TEXT =
If the import of data_prep fails, see the README on how to download and copy the kaggle.json

In [3]:
from azureml.core.workspace import Workspace
from azureml.core import Experiment, Model, Webservice
from azureml.widgets import RunDetails
from azureml.train.automl import AutoMLConfig
from azureml.core.compute import ComputeTarget, AmlCompute
from azureml.core.compute_target import ComputeTargetException

import data_prep

## Dataset

### Overview
The Portable Executable (PE) format is a file format for executables, object code, DLLs and others used in 32-bit and 64-bit versions of Windows operating systems. The header of PE files contains a number for things like the size of the file, imported libraries, and more. This dataset from [Kaggle](https://www.kaggle.com/divg07/malware-analysis-dataset) contains data extracted from PE headers from both known malware samples and benign software samples.

### Task
The task for this project is to train models to classify whether an executable is malware or benign using features extracted from their PE Header. The 'legitimate' column in the dataset is 1 when the executible file is from a legitimate source (aka benign software or goodware), and 0 when it is malware.  


In [4]:
ws = Workspace.from_config()
experiment_name = 'automl_experiment'

experiment=Experiment(ws, experiment_name)

dataset = data_prep.get_dataset(ws)

Performing interactive authentication. Please follow the instructions on the terminal.
To sign in, use a web browser to open the page https://microsoft.com/devicelogin and enter the code RNBVNFGUW to authenticate.
You have logged in. Now let us find all the subscriptions to which you have access...
Interactive authentication successfully completed.
Validating arguments.
Arguments validated.
Successfully obtained datastore reference and path.
Uploading file to managed-dataset/b601c0b5-a16e-4b95-996f-5150c0a8d98f/
Successfully uploaded file to datastore.
Creating and registering a new dataset.
Successfully created and registered a new dataset.




## Find or Create Compute Cluster

In [5]:
cpu_cluster_name = "cpu-cluster"

# Check if the cluster exists. If there is an error, create the cluster
try:
    cpu_cluster = ComputeTarget(workspace=ws, name=cpu_cluster_name)
    print('Found existing cluster, use it.')

AIM OF THE EXERCISE =
Answer these questions about the notebook, numbering your answers to match.
1. What does the notebook say to consult if the import of data_prep fails?
2. Which value in the 'legitimate' column marks a file as malware?
3. What name is assigned to the compute cluster?

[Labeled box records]
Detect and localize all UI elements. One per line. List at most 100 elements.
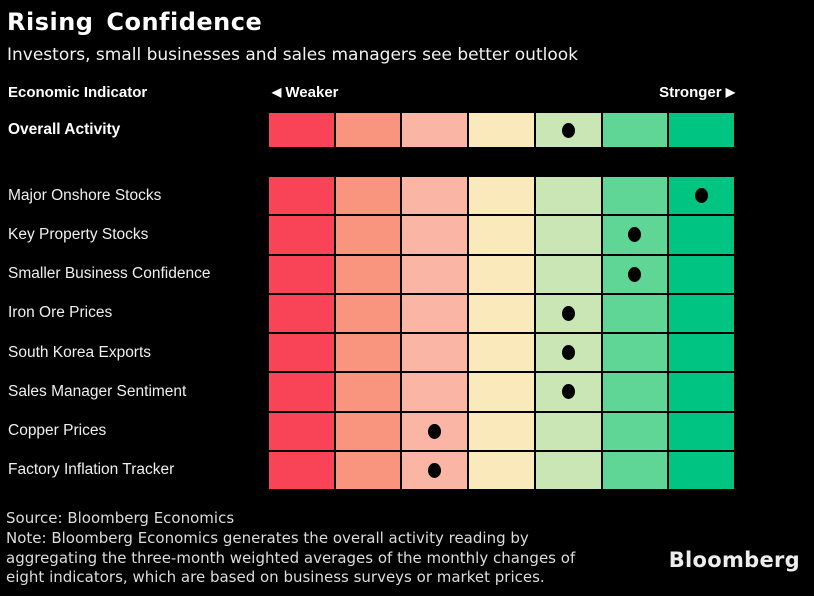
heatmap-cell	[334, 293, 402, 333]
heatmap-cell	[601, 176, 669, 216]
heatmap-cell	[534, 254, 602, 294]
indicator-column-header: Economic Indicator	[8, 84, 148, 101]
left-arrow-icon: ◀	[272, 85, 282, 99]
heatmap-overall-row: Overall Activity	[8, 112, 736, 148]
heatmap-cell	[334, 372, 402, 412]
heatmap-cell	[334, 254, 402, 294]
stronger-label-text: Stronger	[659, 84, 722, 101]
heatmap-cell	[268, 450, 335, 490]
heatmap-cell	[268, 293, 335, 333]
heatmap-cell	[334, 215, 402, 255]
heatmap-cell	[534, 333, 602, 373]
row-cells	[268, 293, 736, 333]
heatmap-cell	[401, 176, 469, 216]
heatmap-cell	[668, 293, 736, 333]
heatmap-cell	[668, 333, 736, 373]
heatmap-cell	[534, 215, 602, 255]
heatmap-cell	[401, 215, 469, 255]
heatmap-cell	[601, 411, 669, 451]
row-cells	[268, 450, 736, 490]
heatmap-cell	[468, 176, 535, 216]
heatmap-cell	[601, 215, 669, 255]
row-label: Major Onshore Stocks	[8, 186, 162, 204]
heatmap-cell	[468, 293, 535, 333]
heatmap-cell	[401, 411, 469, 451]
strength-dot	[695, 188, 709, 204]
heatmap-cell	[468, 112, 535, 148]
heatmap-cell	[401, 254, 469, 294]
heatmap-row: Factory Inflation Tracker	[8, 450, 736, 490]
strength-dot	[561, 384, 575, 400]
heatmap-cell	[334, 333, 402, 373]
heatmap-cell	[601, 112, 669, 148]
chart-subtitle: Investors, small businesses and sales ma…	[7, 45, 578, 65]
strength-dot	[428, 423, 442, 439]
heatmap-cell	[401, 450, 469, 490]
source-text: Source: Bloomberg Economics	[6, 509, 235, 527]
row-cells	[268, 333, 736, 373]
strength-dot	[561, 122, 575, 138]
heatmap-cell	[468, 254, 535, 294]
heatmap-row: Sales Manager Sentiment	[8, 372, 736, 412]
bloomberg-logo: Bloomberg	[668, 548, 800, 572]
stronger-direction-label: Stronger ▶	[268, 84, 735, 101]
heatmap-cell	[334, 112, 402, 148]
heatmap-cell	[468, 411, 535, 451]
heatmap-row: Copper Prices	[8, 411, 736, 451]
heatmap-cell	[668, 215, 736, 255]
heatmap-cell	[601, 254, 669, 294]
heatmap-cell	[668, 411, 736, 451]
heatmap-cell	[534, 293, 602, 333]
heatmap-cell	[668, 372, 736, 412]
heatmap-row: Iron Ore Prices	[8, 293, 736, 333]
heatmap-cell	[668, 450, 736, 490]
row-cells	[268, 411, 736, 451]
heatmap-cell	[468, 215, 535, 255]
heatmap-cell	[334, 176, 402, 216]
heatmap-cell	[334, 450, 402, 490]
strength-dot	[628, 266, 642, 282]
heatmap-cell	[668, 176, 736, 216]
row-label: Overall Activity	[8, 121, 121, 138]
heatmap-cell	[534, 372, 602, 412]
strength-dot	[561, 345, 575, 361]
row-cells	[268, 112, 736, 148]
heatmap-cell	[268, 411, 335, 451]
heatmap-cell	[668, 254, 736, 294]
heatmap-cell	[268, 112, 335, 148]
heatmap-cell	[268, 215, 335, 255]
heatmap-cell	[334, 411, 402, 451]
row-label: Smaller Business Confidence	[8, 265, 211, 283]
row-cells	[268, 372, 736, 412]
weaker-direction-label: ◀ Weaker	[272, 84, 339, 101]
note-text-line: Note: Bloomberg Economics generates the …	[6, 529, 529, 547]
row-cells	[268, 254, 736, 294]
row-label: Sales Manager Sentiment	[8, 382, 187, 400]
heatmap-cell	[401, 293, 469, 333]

FULL OUTPUT =
1. The README, which explains how to download and copy the kaggle.json.
2. 0
3. "cpu-cluster"